■ Problem to solve ■
Transcribe the listing below word for word.

(Extracted records)
-=-=-=-=-

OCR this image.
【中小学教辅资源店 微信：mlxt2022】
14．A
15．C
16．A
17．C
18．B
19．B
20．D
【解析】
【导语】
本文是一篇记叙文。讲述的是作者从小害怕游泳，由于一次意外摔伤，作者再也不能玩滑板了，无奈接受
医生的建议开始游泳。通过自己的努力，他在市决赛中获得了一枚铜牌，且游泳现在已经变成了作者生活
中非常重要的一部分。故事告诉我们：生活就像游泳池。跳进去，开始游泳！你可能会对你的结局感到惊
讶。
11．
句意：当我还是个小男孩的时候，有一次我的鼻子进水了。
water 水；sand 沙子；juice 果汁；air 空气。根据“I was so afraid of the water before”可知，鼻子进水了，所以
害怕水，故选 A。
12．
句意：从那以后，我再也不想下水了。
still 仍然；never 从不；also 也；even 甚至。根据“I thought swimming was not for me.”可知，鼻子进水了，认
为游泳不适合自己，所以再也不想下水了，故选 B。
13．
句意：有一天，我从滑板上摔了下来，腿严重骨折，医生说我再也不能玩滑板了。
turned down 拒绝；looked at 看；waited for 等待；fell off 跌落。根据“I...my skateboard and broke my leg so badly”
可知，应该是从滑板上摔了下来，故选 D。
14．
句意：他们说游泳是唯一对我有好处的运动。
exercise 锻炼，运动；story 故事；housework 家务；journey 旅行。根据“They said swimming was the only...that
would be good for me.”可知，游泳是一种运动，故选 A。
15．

-=-=-=-=-

■ Solution to this task ■
OCR this image.
【中小学教辅资源店 微信：mlxt2022】
14．A
15．C
16．A
17．C
18．B
19．B
20．D
【解析】
【导语】
本文是一篇记叙文。讲述的是作者从小害怕游泳，由于一次意外摔伤，作者再也不能玩滑板了，无奈接受
医生的建议开始游泳。通过自己的努力，他在市决赛中获得了一枚铜牌，且游泳现在已经变成了作者生活
中非常重要的一部分。故事告诉我们：生活就像游泳池。跳进去，开始游泳！你可能会对你的结局感到惊
讶。
11．
句意：当我还是个小男孩的时候，有一次我的鼻子进水了。
water 水；sand 沙子；juice 果汁；air 空气。根据“I was so afraid of the water before”可知，鼻子进水了，所以
害怕水，故选 A。
12．
句意：从那以后，我再也不想下水了。
still 仍然；never 从不；also 也；even 甚至。根据“I thought swimming was not for me.”可知，鼻子进水了，认
为游泳不适合自己，所以再也不想下水了，故选 B。
13．
句意：有一天，我从滑板上摔了下来，腿严重骨折，医生说我再也不能玩滑板了。
turned down 拒绝；looked at 看；waited for 等待；fell off 跌落。根据“I...my skateboard and broke my leg so badly”
可知，应该是从滑板上摔了下来，故选 D。
14．
句意：他们说游泳是唯一对我有好处的运动。
exercise 锻炼，运动；story 故事；housework 家务；journey 旅行。根据“They said swimming was the only...that
would be good for me.”可知，游泳是一种运动，故选 A。
15．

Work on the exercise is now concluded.